-- Start Data to process --
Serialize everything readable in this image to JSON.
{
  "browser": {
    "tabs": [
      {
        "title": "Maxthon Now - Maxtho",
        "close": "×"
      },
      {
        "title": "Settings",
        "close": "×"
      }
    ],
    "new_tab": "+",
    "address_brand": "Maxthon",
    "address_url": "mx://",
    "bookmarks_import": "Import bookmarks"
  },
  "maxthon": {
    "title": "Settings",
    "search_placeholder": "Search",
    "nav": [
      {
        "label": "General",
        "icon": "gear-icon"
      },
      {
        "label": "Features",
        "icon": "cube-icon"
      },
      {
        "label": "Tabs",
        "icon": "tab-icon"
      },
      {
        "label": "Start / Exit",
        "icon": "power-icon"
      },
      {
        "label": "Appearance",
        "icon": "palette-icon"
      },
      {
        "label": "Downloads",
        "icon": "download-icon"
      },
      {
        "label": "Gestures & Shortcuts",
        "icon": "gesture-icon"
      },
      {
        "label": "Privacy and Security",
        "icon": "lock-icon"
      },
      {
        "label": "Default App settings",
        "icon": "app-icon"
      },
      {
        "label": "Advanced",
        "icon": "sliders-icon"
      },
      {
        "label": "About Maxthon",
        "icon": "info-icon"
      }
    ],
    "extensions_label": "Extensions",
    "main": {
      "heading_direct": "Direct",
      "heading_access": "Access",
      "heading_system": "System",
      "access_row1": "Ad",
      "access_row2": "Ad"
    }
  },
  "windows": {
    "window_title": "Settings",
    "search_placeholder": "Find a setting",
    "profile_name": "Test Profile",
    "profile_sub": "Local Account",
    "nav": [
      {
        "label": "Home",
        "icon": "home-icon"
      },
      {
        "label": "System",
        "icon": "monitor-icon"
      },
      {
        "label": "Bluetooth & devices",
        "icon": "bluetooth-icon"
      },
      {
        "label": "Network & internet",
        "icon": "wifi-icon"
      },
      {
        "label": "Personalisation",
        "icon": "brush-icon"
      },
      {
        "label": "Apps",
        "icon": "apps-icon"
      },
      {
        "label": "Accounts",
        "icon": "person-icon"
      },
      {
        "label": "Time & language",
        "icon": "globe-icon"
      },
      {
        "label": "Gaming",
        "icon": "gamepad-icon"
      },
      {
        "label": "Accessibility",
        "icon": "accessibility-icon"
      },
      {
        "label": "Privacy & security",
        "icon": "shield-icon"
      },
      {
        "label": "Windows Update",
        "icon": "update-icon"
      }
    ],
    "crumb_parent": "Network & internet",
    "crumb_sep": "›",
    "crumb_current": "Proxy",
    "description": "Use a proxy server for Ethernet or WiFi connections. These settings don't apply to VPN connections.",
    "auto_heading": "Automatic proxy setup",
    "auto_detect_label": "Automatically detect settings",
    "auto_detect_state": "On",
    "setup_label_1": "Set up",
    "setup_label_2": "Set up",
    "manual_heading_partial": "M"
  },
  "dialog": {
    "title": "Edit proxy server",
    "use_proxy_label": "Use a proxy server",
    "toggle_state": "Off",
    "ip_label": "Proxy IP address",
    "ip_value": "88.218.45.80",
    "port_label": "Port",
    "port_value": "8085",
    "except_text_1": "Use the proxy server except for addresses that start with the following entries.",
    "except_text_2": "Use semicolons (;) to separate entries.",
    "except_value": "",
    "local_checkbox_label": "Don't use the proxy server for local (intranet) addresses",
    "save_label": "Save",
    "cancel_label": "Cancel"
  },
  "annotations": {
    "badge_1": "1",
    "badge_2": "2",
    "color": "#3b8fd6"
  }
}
-- End Data to process --
» **Task brief**: Print the whole listing again, exactly.

» **Task output**:
Serialize everything readable in this image to JSON.
{
  "browser": {
    "tabs": [
      {
        "title": "Maxthon Now - Maxtho",
        "close": "×"
      },
      {
        "title": "Settings",
        "close": "×"
      }
    ],
    "new_tab": "+",
    "address_brand": "Maxthon",
    "address_url": "mx://",
    "bookmarks_import": "Import bookmarks"
  },
  "maxthon": {
    "title": "Settings",
    "search_placeholder": "Search",
    "nav": [
      {
        "label": "General",
        "icon": "gear-icon"
      },
      {
        "label": "Features",
        "icon": "cube-icon"
      },
      {
        "label": "Tabs",
        "icon": "tab-icon"
      },
      {
        "label": "Start / Exit",
        "icon": "power-icon"
      },
      {
        "label": "Appearance",
        "icon": "palette-icon"
      },
      {
        "label": "Downloads",
        "icon": "download-icon"
      },
      {
        "label": "Gestures & Shortcuts",
        "icon": "gesture-icon"
      },
      {
        "label": "Privacy and Security",
        "icon": "lock-icon"
      },
      {
        "label": "Default App settings",
        "icon": "app-icon"
      },
      {
        "label": "Advanced",
        "icon": "sliders-icon"
      },
      {
        "label": "About Maxthon",
        "icon": "info-icon"
      }
    ],
    "extensions_label": "Extensions",
    "main": {
      "heading_direct": "Direct",
      "heading_access": "Access",
      "heading_system": "System",
      "access_row1": "Ad",
      "access_row2": "Ad"
    }
  },
  "windows": {
    "window_title": "Settings",
    "search_placeholder": "Find a setting",
    "profile_name": "Test Profile",
    "profile_sub": "Local Account",
    "nav": [
      {
        "label": "Home",
        "icon": "home-icon"
      },
      {
        "label": "System",
        "icon": "monitor-icon"
      },
      {
        "label": "Bluetooth & devices",
        "icon": "bluetooth-icon"
      },
      {
        "label": "Network & internet",
        "icon": "wifi-icon"
      },
      {
        "label": "Personalisation",
        "icon": "brush-icon"
      },
      {
        "label": "Apps",
        "icon": "apps-icon"
      },
      {
        "label": "Accounts",
        "icon": "person-icon"
      },
      {
        "label": "Time & language",
        "icon": "globe-icon"
      },
      {
        "label": "Gaming",
        "icon": "gamepad-icon"
      },
      {
        "label": "Accessibility",
        "icon": "accessibility-icon"
      },
      {
        "label": "Privacy & security",
        "icon": "shield-icon"
      },
      {
        "label": "Windows Update",
        "icon": "update-icon"
      }
    ],
    "crumb_parent": "Network & internet",
    "crumb_sep": "›",
    "crumb_current": "Proxy",
    "description": "Use a proxy server for Ethernet or WiFi connections. These settings don't apply to VPN connections.",
    "auto_heading": "Automatic proxy setup",
    "auto_detect_label": "Automatically detect settings",
    "auto_detect_state": "On",
    "setup_label_1": "Set up",
    "setup_label_2": "Set up",
    "manual_heading_partial": "M"
  },
  "dialog": {
    "title": "Edit proxy server",
    "use_proxy_label": "Use a proxy server",
    "toggle_state": "Off",
    "ip_label": "Proxy IP address",
    "ip_value": "88.218.45.80",
    "port_label": "Port",
    "port_value": "8085",
    "except_text_1": "Use the proxy server except for addresses that start with the following entries.",
    "except_text_2": "Use semicolons (;) to separate entries.",
    "except_value": "",
    "local_checkbox_label": "Don't use the proxy server for local (intranet) addresses",
    "save_label": "Save",
    "cancel_label": "Cancel"
  },
  "annotations": {
    "badge_1": "1",
    "badge_2": "2",
    "color": "#3b8fd6"
  }
}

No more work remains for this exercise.